**Given task**
Every line below that contains "title" is to be copied.

**Task inputs**
==============================

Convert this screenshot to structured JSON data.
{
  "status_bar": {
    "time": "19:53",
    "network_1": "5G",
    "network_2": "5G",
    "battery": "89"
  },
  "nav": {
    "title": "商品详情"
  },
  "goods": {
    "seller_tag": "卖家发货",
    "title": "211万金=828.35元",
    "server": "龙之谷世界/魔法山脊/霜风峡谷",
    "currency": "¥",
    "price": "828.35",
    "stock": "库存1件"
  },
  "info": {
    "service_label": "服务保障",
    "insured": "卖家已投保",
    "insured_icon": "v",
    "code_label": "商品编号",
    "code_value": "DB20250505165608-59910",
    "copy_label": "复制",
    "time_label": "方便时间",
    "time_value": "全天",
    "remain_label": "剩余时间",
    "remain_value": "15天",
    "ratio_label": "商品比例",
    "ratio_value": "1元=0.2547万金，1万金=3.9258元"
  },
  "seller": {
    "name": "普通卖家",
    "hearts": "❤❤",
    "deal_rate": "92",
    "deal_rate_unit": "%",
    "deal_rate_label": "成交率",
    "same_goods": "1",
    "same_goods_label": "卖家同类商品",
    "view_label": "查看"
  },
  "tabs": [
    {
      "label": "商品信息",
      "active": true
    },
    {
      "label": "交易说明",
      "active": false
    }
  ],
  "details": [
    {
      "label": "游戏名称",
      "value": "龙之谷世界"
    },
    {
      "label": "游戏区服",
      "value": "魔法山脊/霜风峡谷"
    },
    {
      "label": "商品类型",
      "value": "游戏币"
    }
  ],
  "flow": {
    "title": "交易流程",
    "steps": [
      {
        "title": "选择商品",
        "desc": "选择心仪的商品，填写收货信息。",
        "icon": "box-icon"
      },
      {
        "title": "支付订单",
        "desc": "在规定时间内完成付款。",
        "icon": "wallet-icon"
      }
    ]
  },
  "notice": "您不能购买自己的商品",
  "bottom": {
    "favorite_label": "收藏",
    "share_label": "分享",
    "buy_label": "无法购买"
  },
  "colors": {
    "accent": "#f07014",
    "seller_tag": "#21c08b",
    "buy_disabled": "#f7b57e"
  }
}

==============================

**Response below**
    "title": "商品详情"
    "title": "211万金=828.35元",
    "title": "交易流程",
        "title": "选择商品",
        "title": "支付订单",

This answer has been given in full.